## TASK DESCRIPTION
Pull each line holding the word "properties" from the data.

## RECORDS FOR THE EXERCISE

----

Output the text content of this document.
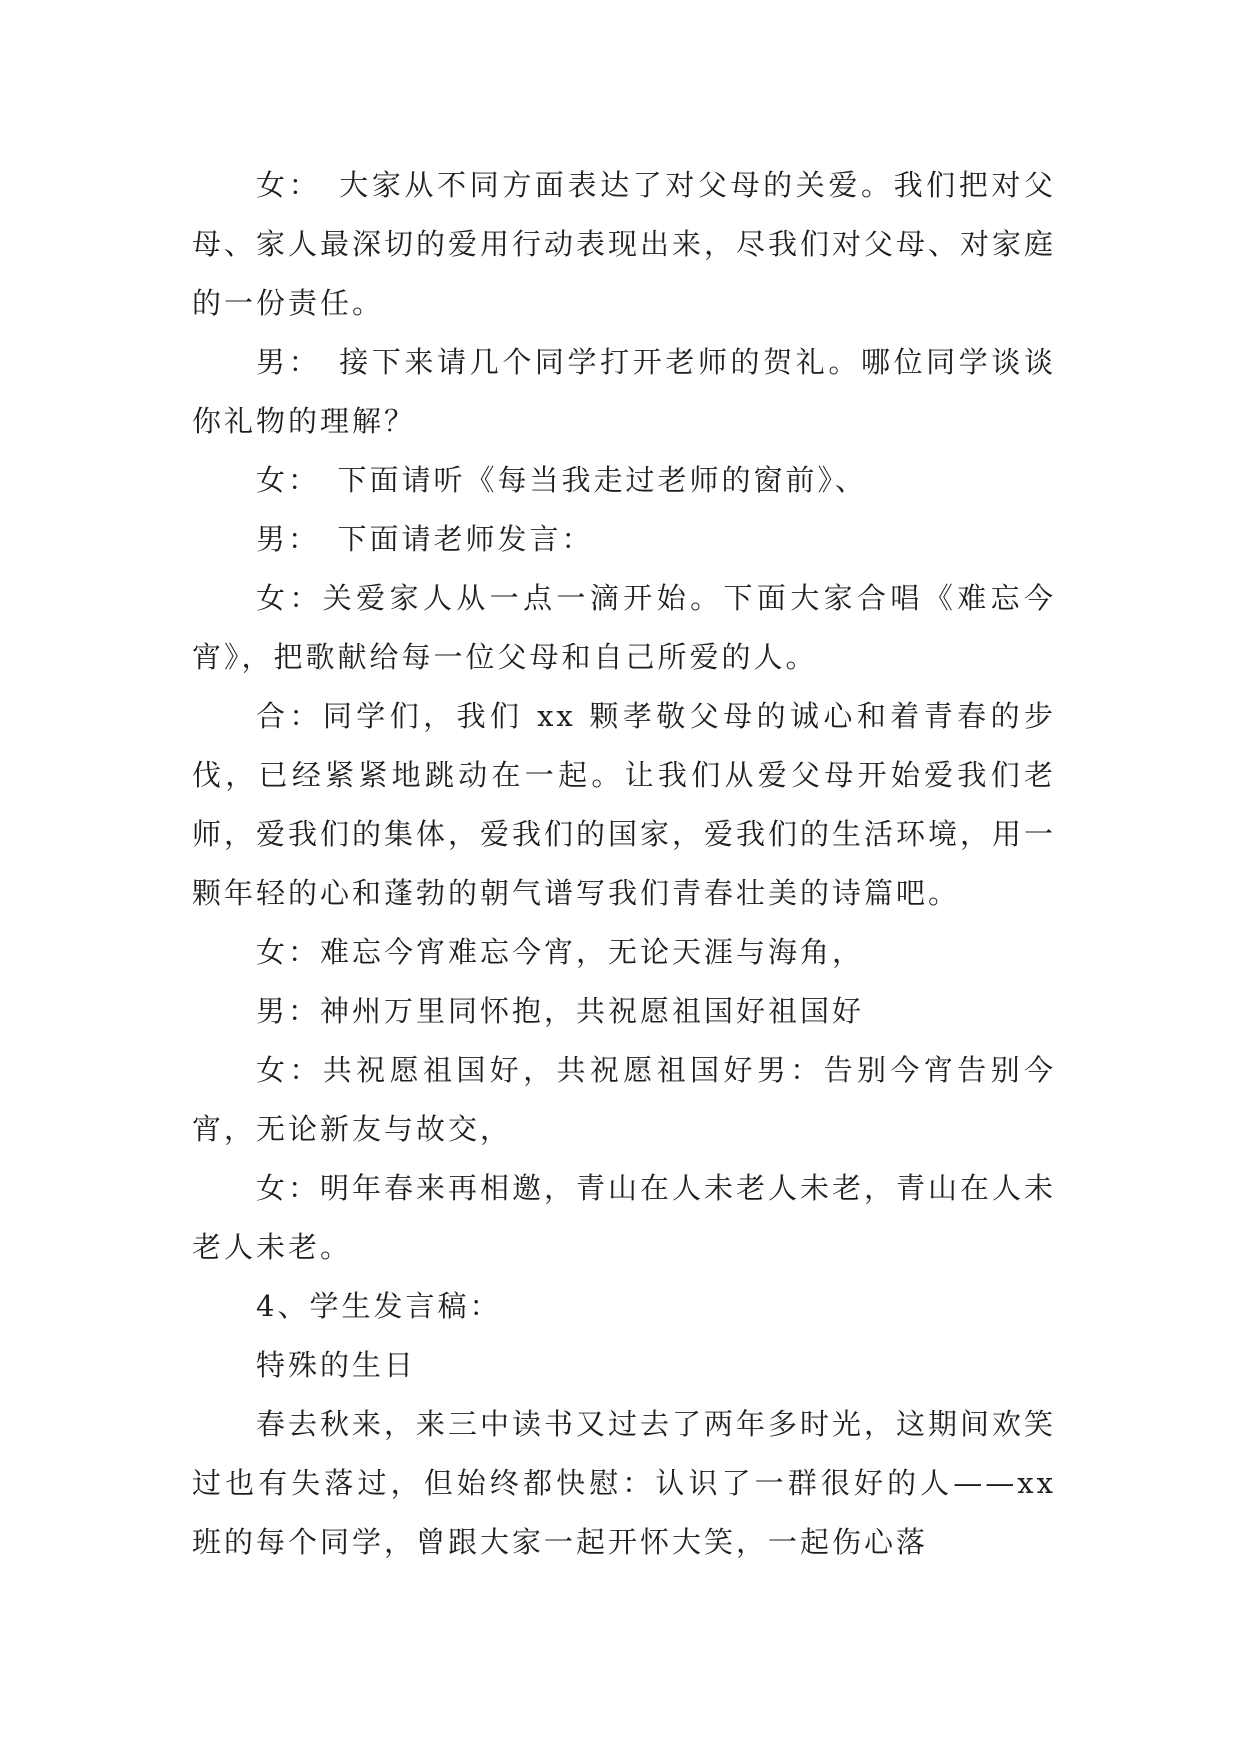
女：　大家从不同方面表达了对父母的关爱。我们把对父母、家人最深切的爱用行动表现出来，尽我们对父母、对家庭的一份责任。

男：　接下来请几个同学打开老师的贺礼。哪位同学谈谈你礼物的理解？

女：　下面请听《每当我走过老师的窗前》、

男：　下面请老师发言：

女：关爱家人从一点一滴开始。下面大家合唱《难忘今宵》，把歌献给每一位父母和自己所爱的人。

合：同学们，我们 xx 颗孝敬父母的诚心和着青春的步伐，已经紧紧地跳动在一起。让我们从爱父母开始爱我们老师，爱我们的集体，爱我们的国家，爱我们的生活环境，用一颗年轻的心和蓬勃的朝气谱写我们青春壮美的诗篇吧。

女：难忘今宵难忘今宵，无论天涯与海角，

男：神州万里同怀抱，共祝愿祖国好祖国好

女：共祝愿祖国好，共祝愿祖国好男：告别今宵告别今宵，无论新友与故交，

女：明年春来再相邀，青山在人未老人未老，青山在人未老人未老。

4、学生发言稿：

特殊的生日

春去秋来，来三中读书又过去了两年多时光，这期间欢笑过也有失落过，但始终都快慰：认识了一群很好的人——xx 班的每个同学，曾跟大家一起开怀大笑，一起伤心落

----

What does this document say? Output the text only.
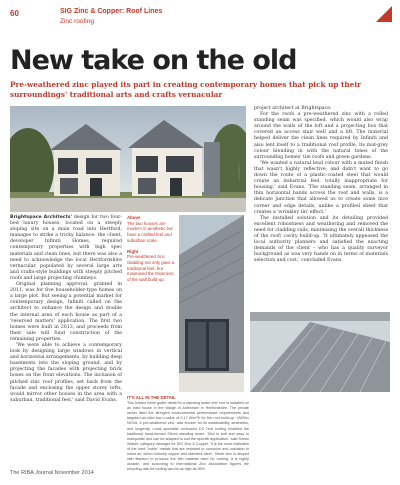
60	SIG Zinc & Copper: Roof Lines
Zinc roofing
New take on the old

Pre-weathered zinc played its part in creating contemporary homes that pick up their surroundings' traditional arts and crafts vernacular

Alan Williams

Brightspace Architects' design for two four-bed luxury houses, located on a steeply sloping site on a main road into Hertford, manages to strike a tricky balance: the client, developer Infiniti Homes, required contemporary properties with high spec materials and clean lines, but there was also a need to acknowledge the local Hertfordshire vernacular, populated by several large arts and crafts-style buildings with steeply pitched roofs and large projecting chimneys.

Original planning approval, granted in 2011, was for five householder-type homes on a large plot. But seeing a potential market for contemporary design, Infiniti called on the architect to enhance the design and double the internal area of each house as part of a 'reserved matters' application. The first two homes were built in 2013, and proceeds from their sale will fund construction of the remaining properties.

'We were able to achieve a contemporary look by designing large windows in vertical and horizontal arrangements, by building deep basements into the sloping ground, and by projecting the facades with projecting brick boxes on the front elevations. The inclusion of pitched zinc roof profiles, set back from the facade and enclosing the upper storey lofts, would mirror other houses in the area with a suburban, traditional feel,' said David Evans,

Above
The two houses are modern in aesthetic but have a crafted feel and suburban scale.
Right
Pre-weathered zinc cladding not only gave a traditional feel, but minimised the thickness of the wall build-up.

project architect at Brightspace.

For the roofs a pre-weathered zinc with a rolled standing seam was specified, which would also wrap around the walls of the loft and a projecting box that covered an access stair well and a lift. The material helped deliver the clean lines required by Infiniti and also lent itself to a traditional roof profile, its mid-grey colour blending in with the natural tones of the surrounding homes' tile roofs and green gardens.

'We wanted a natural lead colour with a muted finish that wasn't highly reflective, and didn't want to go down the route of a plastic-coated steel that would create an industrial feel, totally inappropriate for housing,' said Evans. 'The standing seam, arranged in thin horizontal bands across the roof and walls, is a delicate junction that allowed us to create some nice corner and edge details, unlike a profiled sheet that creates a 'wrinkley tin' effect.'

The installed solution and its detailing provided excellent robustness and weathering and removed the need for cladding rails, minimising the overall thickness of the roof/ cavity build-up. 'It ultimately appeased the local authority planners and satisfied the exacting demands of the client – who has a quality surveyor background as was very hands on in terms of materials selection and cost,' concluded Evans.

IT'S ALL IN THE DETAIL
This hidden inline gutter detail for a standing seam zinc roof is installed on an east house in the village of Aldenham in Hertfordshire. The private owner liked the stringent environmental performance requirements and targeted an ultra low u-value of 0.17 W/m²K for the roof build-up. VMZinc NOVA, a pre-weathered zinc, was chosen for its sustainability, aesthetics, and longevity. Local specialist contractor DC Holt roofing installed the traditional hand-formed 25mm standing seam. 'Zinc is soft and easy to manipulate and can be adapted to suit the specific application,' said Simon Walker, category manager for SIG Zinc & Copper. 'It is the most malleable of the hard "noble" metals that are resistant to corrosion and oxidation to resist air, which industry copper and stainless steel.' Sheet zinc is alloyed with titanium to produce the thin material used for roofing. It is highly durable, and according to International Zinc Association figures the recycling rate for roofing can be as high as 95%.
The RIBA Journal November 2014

----

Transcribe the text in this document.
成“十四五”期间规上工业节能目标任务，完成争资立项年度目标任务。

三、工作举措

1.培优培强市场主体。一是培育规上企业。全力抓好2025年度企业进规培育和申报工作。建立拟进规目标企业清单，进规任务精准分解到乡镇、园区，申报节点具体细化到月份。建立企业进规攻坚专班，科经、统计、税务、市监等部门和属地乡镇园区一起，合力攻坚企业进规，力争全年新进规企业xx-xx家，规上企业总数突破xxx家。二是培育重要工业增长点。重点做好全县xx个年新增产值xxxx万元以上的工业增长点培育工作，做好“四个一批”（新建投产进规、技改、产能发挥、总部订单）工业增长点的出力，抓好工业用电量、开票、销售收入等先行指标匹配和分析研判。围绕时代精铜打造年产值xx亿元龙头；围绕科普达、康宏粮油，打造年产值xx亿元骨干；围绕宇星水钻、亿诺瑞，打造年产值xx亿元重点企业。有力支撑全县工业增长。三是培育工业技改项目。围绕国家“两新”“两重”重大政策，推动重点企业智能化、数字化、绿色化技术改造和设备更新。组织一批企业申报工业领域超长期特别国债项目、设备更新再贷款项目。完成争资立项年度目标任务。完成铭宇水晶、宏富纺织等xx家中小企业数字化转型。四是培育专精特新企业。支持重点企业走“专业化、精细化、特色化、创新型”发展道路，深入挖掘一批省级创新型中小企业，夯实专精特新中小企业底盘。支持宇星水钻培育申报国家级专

----

## FULL ANSWER
Brightspace Architects' design for two four-bed luxury houses, located on a steeply sloping site on a main road into Hertford, manages to strike a tricky balance: the client, developer Infiniti Homes, required contemporary properties with high spec materials and clean lines, but there was also a need to acknowledge the local Hertfordshire vernacular, populated by several large arts and crafts-style buildings with steeply pitched roofs and large projecting chimneys.
Original planning approval, granted in 2011, was for five householder-type homes on a large plot. But seeing a potential market for contemporary design, Infiniti called on the architect to enhance the design and double the internal area of each house as part of a 'reserved matters' application. The first two homes were built in 2013, and proceeds from their sale will fund construction of the remaining properties.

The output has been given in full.